■ Page element annotations ■
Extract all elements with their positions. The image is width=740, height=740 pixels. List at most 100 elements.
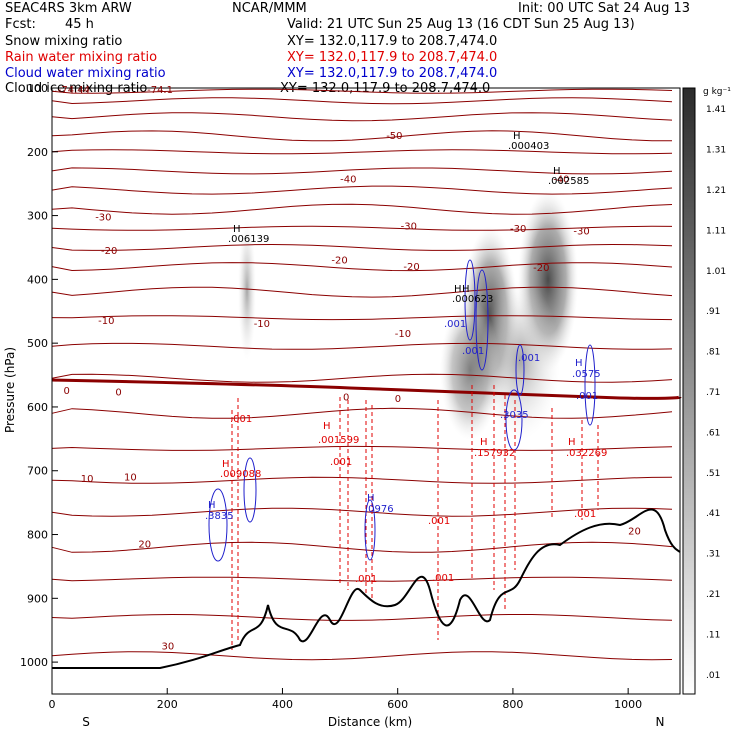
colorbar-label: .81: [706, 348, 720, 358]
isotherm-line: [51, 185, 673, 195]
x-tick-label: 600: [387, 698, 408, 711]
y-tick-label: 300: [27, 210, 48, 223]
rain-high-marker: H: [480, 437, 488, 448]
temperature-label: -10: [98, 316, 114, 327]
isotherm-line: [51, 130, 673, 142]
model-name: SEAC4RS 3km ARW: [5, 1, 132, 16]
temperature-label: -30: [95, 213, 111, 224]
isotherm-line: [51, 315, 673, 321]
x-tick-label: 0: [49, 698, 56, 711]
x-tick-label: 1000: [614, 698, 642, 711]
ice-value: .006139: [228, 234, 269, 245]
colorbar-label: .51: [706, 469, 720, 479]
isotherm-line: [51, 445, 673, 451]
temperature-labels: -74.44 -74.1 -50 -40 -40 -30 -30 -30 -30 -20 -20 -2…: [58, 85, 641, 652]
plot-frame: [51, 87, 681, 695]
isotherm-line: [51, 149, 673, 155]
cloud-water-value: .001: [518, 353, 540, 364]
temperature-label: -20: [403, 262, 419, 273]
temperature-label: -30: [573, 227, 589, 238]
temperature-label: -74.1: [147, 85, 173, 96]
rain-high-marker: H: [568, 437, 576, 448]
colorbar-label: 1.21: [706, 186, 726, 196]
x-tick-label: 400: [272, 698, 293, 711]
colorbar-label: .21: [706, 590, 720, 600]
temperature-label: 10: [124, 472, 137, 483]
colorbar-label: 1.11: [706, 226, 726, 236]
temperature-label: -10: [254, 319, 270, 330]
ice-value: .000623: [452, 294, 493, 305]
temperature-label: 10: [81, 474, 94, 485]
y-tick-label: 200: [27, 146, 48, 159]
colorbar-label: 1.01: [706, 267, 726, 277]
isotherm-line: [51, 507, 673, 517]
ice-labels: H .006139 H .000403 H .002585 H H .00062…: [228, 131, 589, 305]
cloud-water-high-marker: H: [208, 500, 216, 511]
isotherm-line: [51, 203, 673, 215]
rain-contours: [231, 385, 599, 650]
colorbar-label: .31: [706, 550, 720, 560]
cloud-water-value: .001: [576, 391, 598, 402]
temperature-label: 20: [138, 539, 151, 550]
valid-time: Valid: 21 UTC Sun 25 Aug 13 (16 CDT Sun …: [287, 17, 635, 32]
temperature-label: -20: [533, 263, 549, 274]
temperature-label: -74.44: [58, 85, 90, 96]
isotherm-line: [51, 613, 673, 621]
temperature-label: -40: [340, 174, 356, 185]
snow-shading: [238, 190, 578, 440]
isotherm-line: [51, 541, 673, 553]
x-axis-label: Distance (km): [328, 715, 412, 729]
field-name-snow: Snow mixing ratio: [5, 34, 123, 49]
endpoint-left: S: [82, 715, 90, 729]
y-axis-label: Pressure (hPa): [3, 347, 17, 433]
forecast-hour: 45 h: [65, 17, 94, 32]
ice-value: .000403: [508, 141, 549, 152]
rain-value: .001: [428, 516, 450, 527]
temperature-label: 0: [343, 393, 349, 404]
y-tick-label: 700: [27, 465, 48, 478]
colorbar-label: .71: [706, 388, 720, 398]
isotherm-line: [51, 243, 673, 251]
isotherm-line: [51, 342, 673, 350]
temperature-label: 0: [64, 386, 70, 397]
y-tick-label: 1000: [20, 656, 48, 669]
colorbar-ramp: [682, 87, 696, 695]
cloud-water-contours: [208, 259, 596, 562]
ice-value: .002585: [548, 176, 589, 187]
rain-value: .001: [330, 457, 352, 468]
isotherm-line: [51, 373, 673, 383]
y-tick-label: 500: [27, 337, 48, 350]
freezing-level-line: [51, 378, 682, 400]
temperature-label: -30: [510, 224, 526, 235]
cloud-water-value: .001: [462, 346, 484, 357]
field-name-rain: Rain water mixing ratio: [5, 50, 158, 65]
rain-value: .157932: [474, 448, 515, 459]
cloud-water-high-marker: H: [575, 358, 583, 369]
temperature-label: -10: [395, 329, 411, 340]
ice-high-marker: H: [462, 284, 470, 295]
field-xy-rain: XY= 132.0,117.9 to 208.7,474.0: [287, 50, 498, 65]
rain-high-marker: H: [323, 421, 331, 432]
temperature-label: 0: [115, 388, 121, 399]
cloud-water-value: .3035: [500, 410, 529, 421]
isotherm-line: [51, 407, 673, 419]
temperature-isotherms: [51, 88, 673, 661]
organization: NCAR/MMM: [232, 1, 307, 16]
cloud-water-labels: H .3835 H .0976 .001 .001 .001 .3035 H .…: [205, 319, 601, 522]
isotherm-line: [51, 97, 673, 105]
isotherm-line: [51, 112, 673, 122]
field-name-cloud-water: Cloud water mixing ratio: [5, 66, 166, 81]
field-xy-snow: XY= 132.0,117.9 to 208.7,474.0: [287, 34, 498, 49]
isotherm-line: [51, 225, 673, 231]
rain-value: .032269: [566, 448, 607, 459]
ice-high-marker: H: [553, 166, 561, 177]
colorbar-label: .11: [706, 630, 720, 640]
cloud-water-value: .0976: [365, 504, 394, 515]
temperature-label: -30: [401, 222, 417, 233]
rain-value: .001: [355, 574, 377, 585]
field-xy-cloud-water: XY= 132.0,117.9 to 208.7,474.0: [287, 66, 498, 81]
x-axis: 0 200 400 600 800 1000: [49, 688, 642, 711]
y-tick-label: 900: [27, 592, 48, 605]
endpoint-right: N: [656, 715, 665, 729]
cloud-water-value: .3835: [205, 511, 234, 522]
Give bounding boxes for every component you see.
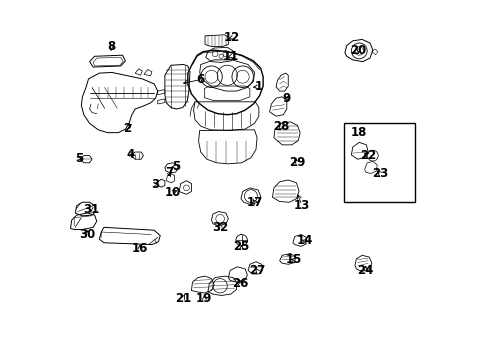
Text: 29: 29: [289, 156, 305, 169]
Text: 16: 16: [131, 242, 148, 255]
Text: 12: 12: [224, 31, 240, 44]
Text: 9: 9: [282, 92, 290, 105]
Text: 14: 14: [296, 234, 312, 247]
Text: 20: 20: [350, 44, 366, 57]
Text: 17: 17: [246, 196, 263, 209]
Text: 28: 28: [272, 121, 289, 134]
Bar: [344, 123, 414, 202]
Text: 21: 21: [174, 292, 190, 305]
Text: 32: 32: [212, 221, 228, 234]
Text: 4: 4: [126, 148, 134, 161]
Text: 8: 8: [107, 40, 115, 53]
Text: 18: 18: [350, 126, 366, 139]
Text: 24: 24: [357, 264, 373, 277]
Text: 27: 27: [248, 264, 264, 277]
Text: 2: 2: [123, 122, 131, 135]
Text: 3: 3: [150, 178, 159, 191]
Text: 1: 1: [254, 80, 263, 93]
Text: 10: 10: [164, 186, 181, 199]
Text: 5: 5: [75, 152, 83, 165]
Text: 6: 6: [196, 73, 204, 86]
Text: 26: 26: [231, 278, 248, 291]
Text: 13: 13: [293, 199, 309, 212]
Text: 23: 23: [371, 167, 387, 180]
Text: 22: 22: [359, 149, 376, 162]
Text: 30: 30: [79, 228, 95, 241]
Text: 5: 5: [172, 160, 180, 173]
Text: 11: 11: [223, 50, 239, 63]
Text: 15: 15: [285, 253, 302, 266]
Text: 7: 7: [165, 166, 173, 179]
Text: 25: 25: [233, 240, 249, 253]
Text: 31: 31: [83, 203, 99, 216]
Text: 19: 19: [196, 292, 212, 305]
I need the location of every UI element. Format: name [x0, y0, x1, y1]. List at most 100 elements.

■ Exercise details ■
Count the rows above that contain the word "most", and reply with only the number.

■ Full answer ■
2